[Begin Material to process]

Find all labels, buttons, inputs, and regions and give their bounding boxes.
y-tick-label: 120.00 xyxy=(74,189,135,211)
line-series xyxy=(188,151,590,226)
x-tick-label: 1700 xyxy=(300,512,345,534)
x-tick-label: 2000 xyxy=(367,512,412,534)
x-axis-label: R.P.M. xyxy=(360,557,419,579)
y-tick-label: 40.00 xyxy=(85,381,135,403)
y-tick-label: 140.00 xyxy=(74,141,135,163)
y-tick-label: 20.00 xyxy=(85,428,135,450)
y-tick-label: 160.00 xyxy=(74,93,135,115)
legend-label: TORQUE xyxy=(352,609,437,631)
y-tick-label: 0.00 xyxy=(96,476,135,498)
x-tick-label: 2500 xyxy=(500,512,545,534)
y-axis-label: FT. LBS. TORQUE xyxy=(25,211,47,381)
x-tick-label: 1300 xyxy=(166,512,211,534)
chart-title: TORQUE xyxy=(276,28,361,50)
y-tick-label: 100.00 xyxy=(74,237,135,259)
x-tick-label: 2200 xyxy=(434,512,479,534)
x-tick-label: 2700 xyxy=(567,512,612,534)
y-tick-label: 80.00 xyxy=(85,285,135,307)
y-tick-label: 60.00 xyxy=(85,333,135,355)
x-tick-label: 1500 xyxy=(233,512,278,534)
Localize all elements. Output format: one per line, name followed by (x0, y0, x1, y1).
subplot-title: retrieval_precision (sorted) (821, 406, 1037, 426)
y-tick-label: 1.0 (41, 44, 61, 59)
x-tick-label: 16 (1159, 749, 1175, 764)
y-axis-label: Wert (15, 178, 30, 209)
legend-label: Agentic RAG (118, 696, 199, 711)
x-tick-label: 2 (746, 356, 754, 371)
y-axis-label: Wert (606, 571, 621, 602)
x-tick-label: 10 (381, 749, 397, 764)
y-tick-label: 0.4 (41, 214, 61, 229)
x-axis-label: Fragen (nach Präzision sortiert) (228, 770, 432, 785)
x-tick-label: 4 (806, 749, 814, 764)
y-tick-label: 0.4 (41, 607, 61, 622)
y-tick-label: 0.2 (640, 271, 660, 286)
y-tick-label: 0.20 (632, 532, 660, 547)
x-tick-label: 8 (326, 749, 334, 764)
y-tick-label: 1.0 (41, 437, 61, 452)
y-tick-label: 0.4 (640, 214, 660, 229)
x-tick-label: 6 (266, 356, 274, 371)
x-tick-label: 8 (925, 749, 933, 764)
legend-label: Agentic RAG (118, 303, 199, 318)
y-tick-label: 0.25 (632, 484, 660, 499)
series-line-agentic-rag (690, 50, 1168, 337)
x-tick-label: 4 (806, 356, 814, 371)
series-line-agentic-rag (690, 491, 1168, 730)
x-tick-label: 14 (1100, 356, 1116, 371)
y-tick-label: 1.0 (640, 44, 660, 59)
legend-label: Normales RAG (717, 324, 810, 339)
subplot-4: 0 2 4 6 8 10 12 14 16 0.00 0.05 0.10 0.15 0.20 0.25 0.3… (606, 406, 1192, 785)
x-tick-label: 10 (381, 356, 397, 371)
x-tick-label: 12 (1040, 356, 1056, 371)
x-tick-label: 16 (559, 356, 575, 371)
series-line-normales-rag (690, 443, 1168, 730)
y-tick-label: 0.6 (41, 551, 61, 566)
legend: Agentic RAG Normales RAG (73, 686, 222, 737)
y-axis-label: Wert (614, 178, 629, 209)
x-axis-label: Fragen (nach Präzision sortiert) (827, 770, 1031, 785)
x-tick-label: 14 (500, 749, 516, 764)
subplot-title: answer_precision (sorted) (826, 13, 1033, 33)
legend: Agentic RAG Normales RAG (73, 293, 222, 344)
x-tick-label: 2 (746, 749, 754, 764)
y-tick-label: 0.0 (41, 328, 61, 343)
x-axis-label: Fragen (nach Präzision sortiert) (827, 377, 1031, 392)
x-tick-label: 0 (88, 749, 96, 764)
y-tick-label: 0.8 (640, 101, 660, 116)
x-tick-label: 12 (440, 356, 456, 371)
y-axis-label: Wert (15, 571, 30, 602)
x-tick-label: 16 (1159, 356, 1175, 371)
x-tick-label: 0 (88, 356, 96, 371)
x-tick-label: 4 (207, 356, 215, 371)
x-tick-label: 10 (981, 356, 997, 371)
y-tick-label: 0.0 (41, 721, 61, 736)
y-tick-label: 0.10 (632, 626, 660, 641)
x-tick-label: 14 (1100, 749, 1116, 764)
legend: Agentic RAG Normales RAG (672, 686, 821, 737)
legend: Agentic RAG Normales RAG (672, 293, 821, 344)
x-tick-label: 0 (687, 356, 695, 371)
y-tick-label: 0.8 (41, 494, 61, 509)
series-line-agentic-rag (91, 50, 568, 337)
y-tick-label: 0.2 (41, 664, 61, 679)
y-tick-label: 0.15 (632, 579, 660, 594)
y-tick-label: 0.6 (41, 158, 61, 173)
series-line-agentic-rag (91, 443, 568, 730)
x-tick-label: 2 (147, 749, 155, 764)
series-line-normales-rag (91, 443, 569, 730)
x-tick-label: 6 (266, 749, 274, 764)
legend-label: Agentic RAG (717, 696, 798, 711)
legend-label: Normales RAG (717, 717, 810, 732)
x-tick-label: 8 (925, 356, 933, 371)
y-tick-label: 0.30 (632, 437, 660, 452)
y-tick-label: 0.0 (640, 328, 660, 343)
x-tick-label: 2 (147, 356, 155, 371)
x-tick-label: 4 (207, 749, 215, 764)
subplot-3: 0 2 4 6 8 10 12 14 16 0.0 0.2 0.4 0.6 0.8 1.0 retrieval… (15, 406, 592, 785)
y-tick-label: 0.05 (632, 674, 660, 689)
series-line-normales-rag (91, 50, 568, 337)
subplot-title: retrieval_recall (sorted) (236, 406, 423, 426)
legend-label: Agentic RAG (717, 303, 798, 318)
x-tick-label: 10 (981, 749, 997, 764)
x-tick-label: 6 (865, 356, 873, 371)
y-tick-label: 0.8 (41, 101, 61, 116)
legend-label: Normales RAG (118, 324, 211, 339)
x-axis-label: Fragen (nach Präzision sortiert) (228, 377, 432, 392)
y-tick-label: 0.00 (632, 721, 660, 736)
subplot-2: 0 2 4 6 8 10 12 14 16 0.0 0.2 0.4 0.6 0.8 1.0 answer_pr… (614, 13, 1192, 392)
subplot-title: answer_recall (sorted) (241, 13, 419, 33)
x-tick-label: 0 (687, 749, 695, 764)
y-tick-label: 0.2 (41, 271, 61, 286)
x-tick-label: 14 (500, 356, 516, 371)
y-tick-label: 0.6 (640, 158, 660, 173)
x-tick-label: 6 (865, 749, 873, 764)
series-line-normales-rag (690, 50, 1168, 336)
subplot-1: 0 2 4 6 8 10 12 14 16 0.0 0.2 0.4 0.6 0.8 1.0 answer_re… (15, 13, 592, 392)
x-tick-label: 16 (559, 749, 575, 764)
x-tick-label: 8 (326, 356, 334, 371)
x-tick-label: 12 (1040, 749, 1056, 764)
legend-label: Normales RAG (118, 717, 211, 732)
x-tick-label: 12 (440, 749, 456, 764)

[End Material to process]

* [Your goal]: Print every line of the records above again without changing a single character.

* [Written answer]:
Find all labels, buttons, inputs, and regions and give their bounding boxes.
y-tick-label: 120.00 xyxy=(74,189,135,211)
line-series xyxy=(188,151,590,226)
x-tick-label: 1700 xyxy=(300,512,345,534)
x-tick-label: 2000 xyxy=(367,512,412,534)
x-axis-label: R.P.M. xyxy=(360,557,419,579)
y-tick-label: 40.00 xyxy=(85,381,135,403)
y-tick-label: 140.00 xyxy=(74,141,135,163)
y-tick-label: 20.00 xyxy=(85,428,135,450)
y-tick-label: 160.00 xyxy=(74,93,135,115)
legend-label: TORQUE xyxy=(352,609,437,631)
y-tick-label: 0.00 xyxy=(96,476,135,498)
x-tick-label: 2500 xyxy=(500,512,545,534)
y-axis-label: FT. LBS. TORQUE xyxy=(25,211,47,381)
x-tick-label: 1300 xyxy=(166,512,211,534)
chart-title: TORQUE xyxy=(276,28,361,50)
y-tick-label: 100.00 xyxy=(74,237,135,259)
x-tick-label: 2200 xyxy=(434,512,479,534)
x-tick-label: 2700 xyxy=(567,512,612,534)
y-tick-label: 80.00 xyxy=(85,285,135,307)
y-tick-label: 60.00 xyxy=(85,333,135,355)
x-tick-label: 1500 xyxy=(233,512,278,534)
Localize all elements. Output format: one per line, name followed by (x0, y0, x1, y1).
subplot-title: retrieval_precision (sorted) (821, 406, 1037, 426)
y-tick-label: 1.0 (41, 44, 61, 59)
x-tick-label: 16 (1159, 749, 1175, 764)
y-axis-label: Wert (15, 178, 30, 209)
legend-label: Agentic RAG (118, 696, 199, 711)
x-tick-label: 2 (746, 356, 754, 371)
y-axis-label: Wert (606, 571, 621, 602)
x-tick-label: 10 (381, 749, 397, 764)
y-tick-label: 0.4 (41, 214, 61, 229)
x-axis-label: Fragen (nach Präzision sortiert) (228, 770, 432, 785)
x-tick-label: 4 (806, 749, 814, 764)
y-tick-label: 0.4 (41, 607, 61, 622)
y-tick-label: 0.2 (640, 271, 660, 286)
y-tick-label: 0.20 (632, 532, 660, 547)
x-tick-label: 8 (326, 749, 334, 764)
y-tick-label: 1.0 (41, 437, 61, 452)
y-tick-label: 0.4 (640, 214, 660, 229)
x-tick-label: 6 (266, 356, 274, 371)
x-tick-label: 8 (925, 749, 933, 764)
legend-label: Agentic RAG (118, 303, 199, 318)
y-tick-label: 0.25 (632, 484, 660, 499)
series-line-agentic-rag (690, 50, 1168, 337)
x-tick-label: 4 (806, 356, 814, 371)
series-line-agentic-rag (690, 491, 1168, 730)
x-tick-label: 14 (1100, 356, 1116, 371)
y-tick-label: 1.0 (640, 44, 660, 59)
legend-label: Normales RAG (717, 324, 810, 339)
subplot-4: 0 2 4 6 8 10 12 14 16 0.00 0.05 0.10 0.15 0.20 0.25 0.3… (606, 406, 1192, 785)
x-tick-label: 10 (381, 356, 397, 371)
x-tick-label: 12 (1040, 356, 1056, 371)
x-tick-label: 16 (559, 356, 575, 371)
series-line-normales-rag (690, 443, 1168, 730)
y-tick-label: 0.6 (41, 551, 61, 566)
legend: Agentic RAG Normales RAG (73, 686, 222, 737)
y-axis-label: Wert (614, 178, 629, 209)
x-axis-label: Fragen (nach Präzision sortiert) (827, 770, 1031, 785)
x-tick-label: 14 (500, 749, 516, 764)
subplot-title: answer_precision (sorted) (826, 13, 1033, 33)
legend: Agentic RAG Normales RAG (73, 293, 222, 344)
x-tick-label: 2 (746, 749, 754, 764)
y-tick-label: 0.0 (41, 328, 61, 343)
x-axis-label: Fragen (nach Präzision sortiert) (827, 377, 1031, 392)
x-tick-label: 0 (88, 749, 96, 764)
y-tick-label: 0.8 (640, 101, 660, 116)
x-tick-label: 12 (440, 356, 456, 371)
y-axis-label: Wert (15, 571, 30, 602)
x-tick-label: 16 (1159, 356, 1175, 371)
x-tick-label: 0 (88, 356, 96, 371)
x-tick-label: 4 (207, 356, 215, 371)
x-tick-label: 10 (981, 356, 997, 371)
y-tick-label: 0.0 (41, 721, 61, 736)
y-tick-label: 0.10 (632, 626, 660, 641)
x-tick-label: 14 (1100, 749, 1116, 764)
legend: Agentic RAG Normales RAG (672, 686, 821, 737)
legend: Agentic RAG Normales RAG (672, 293, 821, 344)
x-tick-label: 0 (687, 356, 695, 371)
y-tick-label: 0.8 (41, 494, 61, 509)
series-line-agentic-rag (91, 50, 568, 337)
y-tick-label: 0.2 (41, 664, 61, 679)
y-tick-label: 0.15 (632, 579, 660, 594)
y-tick-label: 0.6 (41, 158, 61, 173)
series-line-agentic-rag (91, 443, 568, 730)
x-tick-label: 2 (147, 749, 155, 764)
series-line-normales-rag (91, 443, 569, 730)
x-tick-label: 6 (266, 749, 274, 764)
legend-label: Agentic RAG (717, 696, 798, 711)
legend-label: Normales RAG (717, 717, 810, 732)
x-tick-label: 8 (925, 356, 933, 371)
y-tick-label: 0.30 (632, 437, 660, 452)
y-tick-label: 0.0 (640, 328, 660, 343)
x-tick-label: 2 (147, 356, 155, 371)
x-tick-label: 4 (207, 749, 215, 764)
subplot-3: 0 2 4 6 8 10 12 14 16 0.0 0.2 0.4 0.6 0.8 1.0 retrieval… (15, 406, 592, 785)
y-tick-label: 0.05 (632, 674, 660, 689)
series-line-normales-rag (91, 50, 568, 337)
subplot-title: retrieval_recall (sorted) (236, 406, 423, 426)
legend-label: Agentic RAG (717, 303, 798, 318)
x-tick-label: 10 (981, 749, 997, 764)
x-tick-label: 6 (865, 356, 873, 371)
y-tick-label: 0.8 (41, 101, 61, 116)
legend-label: Normales RAG (118, 324, 211, 339)
x-axis-label: Fragen (nach Präzision sortiert) (228, 377, 432, 392)
y-tick-label: 0.00 (632, 721, 660, 736)
subplot-2: 0 2 4 6 8 10 12 14 16 0.0 0.2 0.4 0.6 0.8 1.0 answer_pr… (614, 13, 1192, 392)
subplot-title: answer_recall (sorted) (241, 13, 419, 33)
x-tick-label: 0 (687, 749, 695, 764)
y-tick-label: 0.2 (41, 271, 61, 286)
x-tick-label: 14 (500, 356, 516, 371)
y-tick-label: 0.6 (640, 158, 660, 173)
x-tick-label: 6 (865, 749, 873, 764)
series-line-normales-rag (690, 50, 1168, 336)
subplot-1: 0 2 4 6 8 10 12 14 16 0.0 0.2 0.4 0.6 0.8 1.0 answer_re… (15, 13, 592, 392)
x-tick-label: 16 (559, 749, 575, 764)
x-tick-label: 8 (326, 356, 334, 371)
x-tick-label: 12 (1040, 749, 1056, 764)
legend-label: Normales RAG (118, 717, 211, 732)
x-tick-label: 12 (440, 749, 456, 764)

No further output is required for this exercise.